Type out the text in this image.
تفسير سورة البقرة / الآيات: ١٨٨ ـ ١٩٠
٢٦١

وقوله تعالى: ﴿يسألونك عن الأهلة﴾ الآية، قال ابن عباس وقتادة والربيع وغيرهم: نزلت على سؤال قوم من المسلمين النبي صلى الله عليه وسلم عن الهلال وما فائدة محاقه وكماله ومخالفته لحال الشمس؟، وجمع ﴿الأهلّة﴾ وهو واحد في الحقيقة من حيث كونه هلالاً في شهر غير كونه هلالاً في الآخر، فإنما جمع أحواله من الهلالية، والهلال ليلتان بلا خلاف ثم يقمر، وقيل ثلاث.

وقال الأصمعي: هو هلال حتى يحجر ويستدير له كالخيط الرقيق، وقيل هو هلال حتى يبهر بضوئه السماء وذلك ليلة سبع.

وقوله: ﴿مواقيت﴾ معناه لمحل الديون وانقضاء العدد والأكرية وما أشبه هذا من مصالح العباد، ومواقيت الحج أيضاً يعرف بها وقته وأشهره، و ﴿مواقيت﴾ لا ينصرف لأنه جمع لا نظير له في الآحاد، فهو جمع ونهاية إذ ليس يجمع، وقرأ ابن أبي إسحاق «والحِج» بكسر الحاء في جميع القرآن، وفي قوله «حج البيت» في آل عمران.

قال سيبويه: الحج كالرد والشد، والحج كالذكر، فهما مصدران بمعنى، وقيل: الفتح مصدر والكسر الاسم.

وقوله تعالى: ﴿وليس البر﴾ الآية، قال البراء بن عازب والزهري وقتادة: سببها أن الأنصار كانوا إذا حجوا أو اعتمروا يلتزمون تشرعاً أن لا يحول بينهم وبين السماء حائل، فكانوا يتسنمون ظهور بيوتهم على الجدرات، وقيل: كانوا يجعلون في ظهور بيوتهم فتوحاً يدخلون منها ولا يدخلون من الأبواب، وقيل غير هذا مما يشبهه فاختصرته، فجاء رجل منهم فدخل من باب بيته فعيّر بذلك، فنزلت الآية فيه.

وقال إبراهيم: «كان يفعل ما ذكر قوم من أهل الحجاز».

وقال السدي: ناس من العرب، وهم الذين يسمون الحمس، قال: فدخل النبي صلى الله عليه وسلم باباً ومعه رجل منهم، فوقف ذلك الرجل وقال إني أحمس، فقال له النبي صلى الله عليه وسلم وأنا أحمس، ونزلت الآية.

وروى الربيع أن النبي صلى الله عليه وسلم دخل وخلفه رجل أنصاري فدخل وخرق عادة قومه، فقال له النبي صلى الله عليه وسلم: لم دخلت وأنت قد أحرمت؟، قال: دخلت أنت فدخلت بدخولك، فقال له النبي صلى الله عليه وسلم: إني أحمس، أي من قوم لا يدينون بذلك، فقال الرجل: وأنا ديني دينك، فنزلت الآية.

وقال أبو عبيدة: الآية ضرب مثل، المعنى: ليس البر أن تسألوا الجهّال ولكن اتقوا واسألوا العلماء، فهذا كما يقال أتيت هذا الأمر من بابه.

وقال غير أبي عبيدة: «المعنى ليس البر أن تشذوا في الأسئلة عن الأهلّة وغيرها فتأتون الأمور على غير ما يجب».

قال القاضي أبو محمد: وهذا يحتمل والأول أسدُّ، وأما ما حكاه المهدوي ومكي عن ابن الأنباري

(Instruction): Reproduce each record shown above without altering a single word.

(Result of the task):
Type out the text in this image.
تفسير سورة البقرة / الآيات: ١٨٨ ـ ١٩٠
٢٦١

وقوله تعالى: ﴿يسألونك عن الأهلة﴾ الآية، قال ابن عباس وقتادة والربيع وغيرهم: نزلت على سؤال قوم من المسلمين النبي صلى الله عليه وسلم عن الهلال وما فائدة محاقه وكماله ومخالفته لحال الشمس؟، وجمع ﴿الأهلّة﴾ وهو واحد في الحقيقة من حيث كونه هلالاً في شهر غير كونه هلالاً في الآخر، فإنما جمع أحواله من الهلالية، والهلال ليلتان بلا خلاف ثم يقمر، وقيل ثلاث.

وقال الأصمعي: هو هلال حتى يحجر ويستدير له كالخيط الرقيق، وقيل هو هلال حتى يبهر بضوئه السماء وذلك ليلة سبع.

وقوله: ﴿مواقيت﴾ معناه لمحل الديون وانقضاء العدد والأكرية وما أشبه هذا من مصالح العباد، ومواقيت الحج أيضاً يعرف بها وقته وأشهره، و ﴿مواقيت﴾ لا ينصرف لأنه جمع لا نظير له في الآحاد، فهو جمع ونهاية إذ ليس يجمع، وقرأ ابن أبي إسحاق «والحِج» بكسر الحاء في جميع القرآن، وفي قوله «حج البيت» في آل عمران.

قال سيبويه: الحج كالرد والشد، والحج كالذكر، فهما مصدران بمعنى، وقيل: الفتح مصدر والكسر الاسم.

وقوله تعالى: ﴿وليس البر﴾ الآية، قال البراء بن عازب والزهري وقتادة: سببها أن الأنصار كانوا إذا حجوا أو اعتمروا يلتزمون تشرعاً أن لا يحول بينهم وبين السماء حائل، فكانوا يتسنمون ظهور بيوتهم على الجدرات، وقيل: كانوا يجعلون في ظهور بيوتهم فتوحاً يدخلون منها ولا يدخلون من الأبواب، وقيل غير هذا مما يشبهه فاختصرته، فجاء رجل منهم فدخل من باب بيته فعيّر بذلك، فنزلت الآية فيه.

وقال إبراهيم: «كان يفعل ما ذكر قوم من أهل الحجاز».

وقال السدي: ناس من العرب، وهم الذين يسمون الحمس، قال: فدخل النبي صلى الله عليه وسلم باباً ومعه رجل منهم، فوقف ذلك الرجل وقال إني أحمس، فقال له النبي صلى الله عليه وسلم وأنا أحمس، ونزلت الآية.

وروى الربيع أن النبي صلى الله عليه وسلم دخل وخلفه رجل أنصاري فدخل وخرق عادة قومه، فقال له النبي صلى الله عليه وسلم: لم دخلت وأنت قد أحرمت؟، قال: دخلت أنت فدخلت بدخولك، فقال له النبي صلى الله عليه وسلم: إني أحمس، أي من قوم لا يدينون بذلك، فقال الرجل: وأنا ديني دينك، فنزلت الآية.

وقال أبو عبيدة: الآية ضرب مثل، المعنى: ليس البر أن تسألوا الجهّال ولكن اتقوا واسألوا العلماء، فهذا كما يقال أتيت هذا الأمر من بابه.

وقال غير أبي عبيدة: «المعنى ليس البر أن تشذوا في الأسئلة عن الأهلّة وغيرها فتأتون الأمور على غير ما يجب».

قال القاضي أبو محمد: وهذا يحتمل والأول أسدُّ، وأما ما حكاه المهدوي ومكي عن ابن الأنباري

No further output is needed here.